* TASK INSTRUCTIONS *
Give only the number of lines in the records that include the string "this".

* INPUT MATERIAL *
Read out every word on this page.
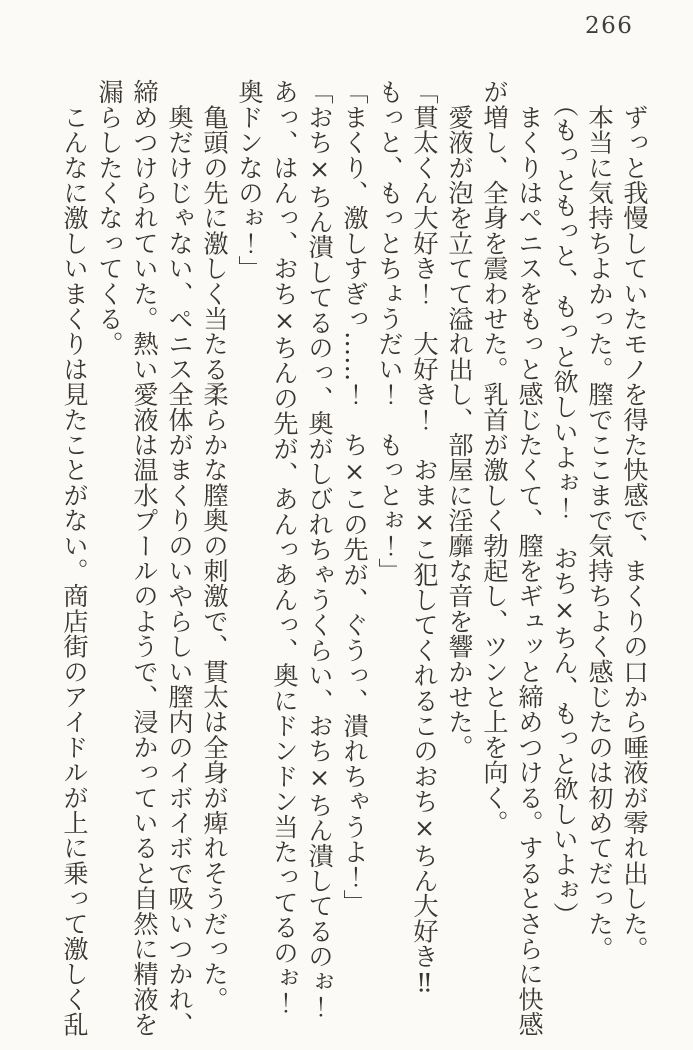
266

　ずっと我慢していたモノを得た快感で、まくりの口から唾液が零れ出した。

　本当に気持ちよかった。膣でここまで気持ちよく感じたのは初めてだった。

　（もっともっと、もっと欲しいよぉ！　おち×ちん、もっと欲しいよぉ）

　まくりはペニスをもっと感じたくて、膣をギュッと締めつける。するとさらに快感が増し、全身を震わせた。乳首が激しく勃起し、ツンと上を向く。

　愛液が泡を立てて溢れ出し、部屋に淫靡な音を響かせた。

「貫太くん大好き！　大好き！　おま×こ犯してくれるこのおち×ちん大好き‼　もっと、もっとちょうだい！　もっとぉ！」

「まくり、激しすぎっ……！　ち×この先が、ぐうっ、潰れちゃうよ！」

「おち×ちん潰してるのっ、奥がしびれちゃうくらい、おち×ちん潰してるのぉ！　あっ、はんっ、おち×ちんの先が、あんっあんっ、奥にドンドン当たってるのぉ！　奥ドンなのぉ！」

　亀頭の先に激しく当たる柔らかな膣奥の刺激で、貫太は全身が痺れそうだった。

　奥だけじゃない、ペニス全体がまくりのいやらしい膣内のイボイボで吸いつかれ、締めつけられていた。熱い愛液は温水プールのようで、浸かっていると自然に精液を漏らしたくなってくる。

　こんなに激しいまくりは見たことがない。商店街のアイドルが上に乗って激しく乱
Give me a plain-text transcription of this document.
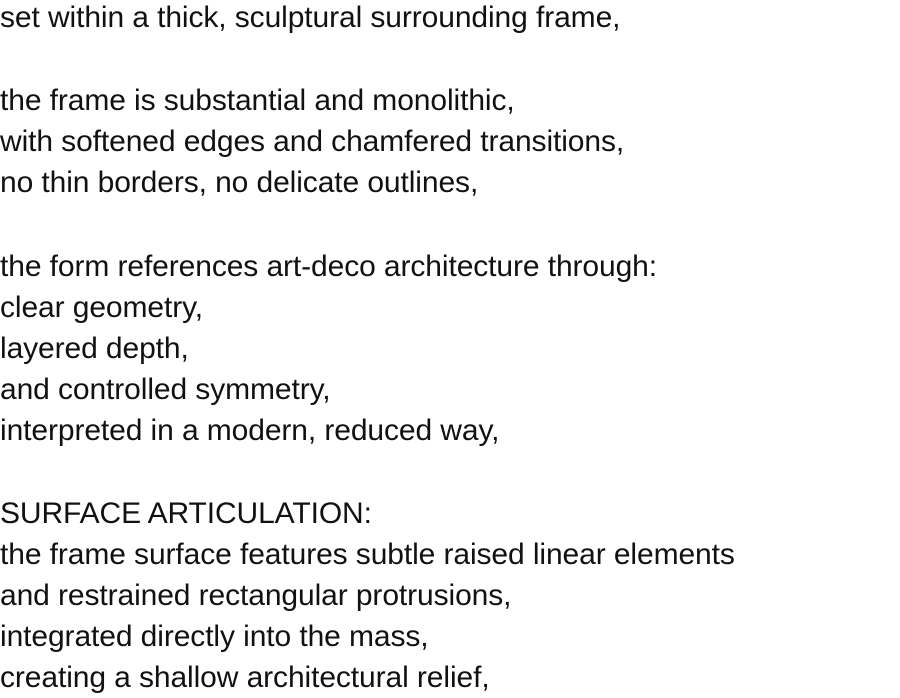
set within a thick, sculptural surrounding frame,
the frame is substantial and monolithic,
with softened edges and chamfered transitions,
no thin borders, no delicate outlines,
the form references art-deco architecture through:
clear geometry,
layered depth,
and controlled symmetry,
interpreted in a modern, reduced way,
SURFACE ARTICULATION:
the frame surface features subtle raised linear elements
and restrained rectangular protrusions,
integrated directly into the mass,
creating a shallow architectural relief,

* SOLUTION BELOW *
2